---------- AUSZUG ZUM LESEN ----------

Hier seht ihr eine Pistole, mit welcher man per Knopfdruck das Injizieren auslösen konnte. Diese Pistole wurde erfunden, um insbesondere Kindern das injizieren zu erleichtern, denn die Kanülen waren damals sehr lang und ließen sich nur schwer in die Haut schieben. Ich habe diese Pistole hauptsächlich anfangs benutzt. 

Hier seht ihr eine Kanüle von 1987. Immerhin bestanden diese Kanülen schon aus Kunststoff, so dass man nicht mehr alle 2 Wochen mit den Glasspritzen und Metallkanülen zum Sterilisieren in die Poliklinik gehen musste. Und sie waren wesentlich dünner als die herkömmlichen Naden.  

Hier seht ihr Insulinspritzen, wie ich sie erst nach der Wende 1990 kennengelernt habe. Was für eine Revolution für mich.

----------

Bitte entnehmen Sie den Text über Insulinpistole, Kanüle und Insulinspritzen oben vollständig und geben Sie ihn Wort für Wort wieder.

---------- ANGEZEIGTE DATENSÄTZE ----------

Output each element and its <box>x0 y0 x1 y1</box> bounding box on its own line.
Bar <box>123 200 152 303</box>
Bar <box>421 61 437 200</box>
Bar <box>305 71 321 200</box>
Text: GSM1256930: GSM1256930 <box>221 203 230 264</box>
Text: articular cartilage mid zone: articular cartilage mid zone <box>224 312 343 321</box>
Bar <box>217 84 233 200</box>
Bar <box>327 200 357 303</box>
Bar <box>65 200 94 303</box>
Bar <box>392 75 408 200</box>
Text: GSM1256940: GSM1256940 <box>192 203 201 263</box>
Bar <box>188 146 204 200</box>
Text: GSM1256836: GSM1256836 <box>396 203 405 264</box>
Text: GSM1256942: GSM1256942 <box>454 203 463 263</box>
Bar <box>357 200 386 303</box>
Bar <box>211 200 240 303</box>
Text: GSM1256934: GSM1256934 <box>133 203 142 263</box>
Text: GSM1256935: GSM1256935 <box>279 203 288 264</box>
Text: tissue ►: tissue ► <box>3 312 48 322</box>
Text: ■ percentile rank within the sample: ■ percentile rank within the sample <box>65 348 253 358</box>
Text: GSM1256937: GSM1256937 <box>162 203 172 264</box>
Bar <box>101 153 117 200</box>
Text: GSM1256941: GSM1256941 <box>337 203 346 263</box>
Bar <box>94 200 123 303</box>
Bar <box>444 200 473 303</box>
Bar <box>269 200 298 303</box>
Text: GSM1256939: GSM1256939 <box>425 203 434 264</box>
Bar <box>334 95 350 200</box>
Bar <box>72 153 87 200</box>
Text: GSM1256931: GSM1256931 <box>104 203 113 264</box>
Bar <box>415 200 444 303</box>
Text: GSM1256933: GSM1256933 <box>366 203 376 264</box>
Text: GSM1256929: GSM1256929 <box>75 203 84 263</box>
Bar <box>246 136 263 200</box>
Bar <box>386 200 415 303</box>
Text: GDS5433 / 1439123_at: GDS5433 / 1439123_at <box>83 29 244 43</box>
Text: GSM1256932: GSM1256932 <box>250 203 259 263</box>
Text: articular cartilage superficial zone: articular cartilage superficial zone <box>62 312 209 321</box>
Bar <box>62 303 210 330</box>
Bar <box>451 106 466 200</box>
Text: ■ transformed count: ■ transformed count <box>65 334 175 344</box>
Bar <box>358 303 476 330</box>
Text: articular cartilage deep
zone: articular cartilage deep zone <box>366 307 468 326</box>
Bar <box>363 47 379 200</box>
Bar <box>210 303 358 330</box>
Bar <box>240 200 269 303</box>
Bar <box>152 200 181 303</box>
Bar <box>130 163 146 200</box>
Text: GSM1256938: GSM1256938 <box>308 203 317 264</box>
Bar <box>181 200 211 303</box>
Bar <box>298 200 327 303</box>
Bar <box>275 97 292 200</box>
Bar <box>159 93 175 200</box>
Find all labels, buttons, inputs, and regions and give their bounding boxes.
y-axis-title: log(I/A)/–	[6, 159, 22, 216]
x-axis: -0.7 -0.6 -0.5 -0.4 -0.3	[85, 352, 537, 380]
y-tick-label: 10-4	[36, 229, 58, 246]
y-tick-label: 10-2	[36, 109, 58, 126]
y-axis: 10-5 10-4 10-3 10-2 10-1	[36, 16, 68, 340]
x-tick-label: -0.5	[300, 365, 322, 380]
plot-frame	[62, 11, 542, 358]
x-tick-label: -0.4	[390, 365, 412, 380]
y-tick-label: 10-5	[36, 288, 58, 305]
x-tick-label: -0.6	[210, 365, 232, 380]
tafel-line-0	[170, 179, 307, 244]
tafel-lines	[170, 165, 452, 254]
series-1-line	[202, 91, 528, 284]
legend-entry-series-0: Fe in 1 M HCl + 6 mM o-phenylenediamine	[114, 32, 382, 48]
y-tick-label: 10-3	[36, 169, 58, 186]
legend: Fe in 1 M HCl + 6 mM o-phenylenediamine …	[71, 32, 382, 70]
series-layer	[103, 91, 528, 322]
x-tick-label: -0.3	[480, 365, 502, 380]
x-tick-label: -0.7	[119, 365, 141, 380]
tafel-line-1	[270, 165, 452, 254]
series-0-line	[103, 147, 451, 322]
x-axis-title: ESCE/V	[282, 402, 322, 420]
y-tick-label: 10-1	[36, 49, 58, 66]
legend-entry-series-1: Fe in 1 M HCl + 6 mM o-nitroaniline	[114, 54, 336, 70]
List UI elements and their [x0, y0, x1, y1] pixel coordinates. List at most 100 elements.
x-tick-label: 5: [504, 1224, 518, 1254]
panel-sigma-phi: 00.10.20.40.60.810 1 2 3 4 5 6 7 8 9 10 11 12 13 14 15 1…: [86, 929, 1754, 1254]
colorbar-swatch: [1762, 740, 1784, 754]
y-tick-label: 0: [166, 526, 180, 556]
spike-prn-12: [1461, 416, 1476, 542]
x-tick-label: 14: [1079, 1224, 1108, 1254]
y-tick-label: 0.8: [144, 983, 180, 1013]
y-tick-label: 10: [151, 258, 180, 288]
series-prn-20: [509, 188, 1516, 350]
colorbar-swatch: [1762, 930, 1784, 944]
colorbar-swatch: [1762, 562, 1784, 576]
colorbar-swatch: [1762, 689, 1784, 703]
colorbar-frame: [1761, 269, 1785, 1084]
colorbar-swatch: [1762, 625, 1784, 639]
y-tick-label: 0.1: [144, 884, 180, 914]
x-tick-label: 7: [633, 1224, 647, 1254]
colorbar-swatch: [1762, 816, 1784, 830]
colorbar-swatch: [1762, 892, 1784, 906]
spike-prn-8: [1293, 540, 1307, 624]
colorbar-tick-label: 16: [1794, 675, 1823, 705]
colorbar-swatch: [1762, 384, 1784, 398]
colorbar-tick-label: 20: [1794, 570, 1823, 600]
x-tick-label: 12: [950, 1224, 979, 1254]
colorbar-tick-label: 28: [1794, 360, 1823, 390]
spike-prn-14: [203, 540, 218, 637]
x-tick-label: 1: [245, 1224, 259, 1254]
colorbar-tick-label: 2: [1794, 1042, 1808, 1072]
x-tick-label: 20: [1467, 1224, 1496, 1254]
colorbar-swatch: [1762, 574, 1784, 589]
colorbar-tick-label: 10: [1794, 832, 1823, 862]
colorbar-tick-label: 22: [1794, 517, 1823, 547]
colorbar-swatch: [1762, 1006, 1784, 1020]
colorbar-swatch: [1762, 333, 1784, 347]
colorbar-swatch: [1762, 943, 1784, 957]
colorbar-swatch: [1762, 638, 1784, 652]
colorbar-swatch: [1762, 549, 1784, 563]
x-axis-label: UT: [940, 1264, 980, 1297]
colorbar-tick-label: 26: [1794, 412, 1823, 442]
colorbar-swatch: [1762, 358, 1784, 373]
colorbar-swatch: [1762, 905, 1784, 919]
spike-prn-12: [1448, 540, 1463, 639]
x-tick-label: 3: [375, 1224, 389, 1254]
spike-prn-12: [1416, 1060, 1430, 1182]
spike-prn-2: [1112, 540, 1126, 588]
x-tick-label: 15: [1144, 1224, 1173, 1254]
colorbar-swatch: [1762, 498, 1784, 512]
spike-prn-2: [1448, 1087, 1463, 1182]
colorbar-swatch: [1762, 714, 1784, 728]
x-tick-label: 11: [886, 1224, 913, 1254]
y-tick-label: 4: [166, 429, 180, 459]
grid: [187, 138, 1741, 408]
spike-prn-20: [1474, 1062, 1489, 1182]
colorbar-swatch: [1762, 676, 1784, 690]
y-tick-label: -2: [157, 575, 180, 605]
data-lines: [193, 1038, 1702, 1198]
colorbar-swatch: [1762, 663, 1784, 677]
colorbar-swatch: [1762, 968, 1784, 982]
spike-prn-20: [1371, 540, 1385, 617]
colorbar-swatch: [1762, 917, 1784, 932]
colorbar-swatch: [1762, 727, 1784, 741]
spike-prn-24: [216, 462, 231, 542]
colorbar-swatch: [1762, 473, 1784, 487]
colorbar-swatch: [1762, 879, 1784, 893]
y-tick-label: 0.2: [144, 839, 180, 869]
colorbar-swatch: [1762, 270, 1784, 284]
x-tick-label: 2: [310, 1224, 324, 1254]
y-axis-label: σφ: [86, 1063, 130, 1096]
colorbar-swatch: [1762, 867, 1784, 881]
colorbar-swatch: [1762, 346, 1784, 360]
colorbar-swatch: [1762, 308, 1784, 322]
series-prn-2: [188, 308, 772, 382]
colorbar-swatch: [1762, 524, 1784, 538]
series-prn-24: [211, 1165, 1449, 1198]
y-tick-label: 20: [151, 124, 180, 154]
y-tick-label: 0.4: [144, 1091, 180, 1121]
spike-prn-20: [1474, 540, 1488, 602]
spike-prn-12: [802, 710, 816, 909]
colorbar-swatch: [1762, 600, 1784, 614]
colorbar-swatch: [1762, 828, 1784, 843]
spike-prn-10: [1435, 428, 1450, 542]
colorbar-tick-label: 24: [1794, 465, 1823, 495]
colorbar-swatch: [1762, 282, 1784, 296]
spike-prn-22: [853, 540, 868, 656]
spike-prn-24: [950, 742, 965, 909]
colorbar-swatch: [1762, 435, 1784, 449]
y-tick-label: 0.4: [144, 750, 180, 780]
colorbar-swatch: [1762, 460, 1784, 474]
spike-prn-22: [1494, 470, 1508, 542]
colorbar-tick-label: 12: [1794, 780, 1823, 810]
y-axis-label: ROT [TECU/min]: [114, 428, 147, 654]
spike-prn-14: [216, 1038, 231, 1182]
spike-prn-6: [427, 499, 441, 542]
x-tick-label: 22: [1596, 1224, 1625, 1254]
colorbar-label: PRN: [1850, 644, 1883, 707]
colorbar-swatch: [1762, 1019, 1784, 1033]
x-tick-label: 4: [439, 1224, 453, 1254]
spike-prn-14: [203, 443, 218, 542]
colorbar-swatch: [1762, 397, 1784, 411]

----------

- **IHRE ANTWORT**
Hier seht ihr eine Pistole, mit welcher man per Knopfdruck das Injizieren auslösen konnte. Diese Pistole wurde erfunden, um insbesondere Kindern das injizieren zu erleichtern, denn die Kanülen waren damals sehr lang und ließen sich nur schwer in die Haut schieben. Ich habe diese Pistole hauptsächlich anfangs benutzt. 

Hier seht ihr eine Kanüle von 1987. Immerhin bestanden diese Kanülen schon aus Kunststoff, so dass man nicht mehr alle 2 Wochen mit den Glasspritzen und Metallkanülen zum Sterilisieren in die Poliklinik gehen musste. Und sie waren wesentlich dünner als die herkömmlichen Naden.  

Hier seht ihr Insulinspritzen, wie ich sie erst nach der Wende 1990 kennengelernt habe. Was für eine Revolution für mich.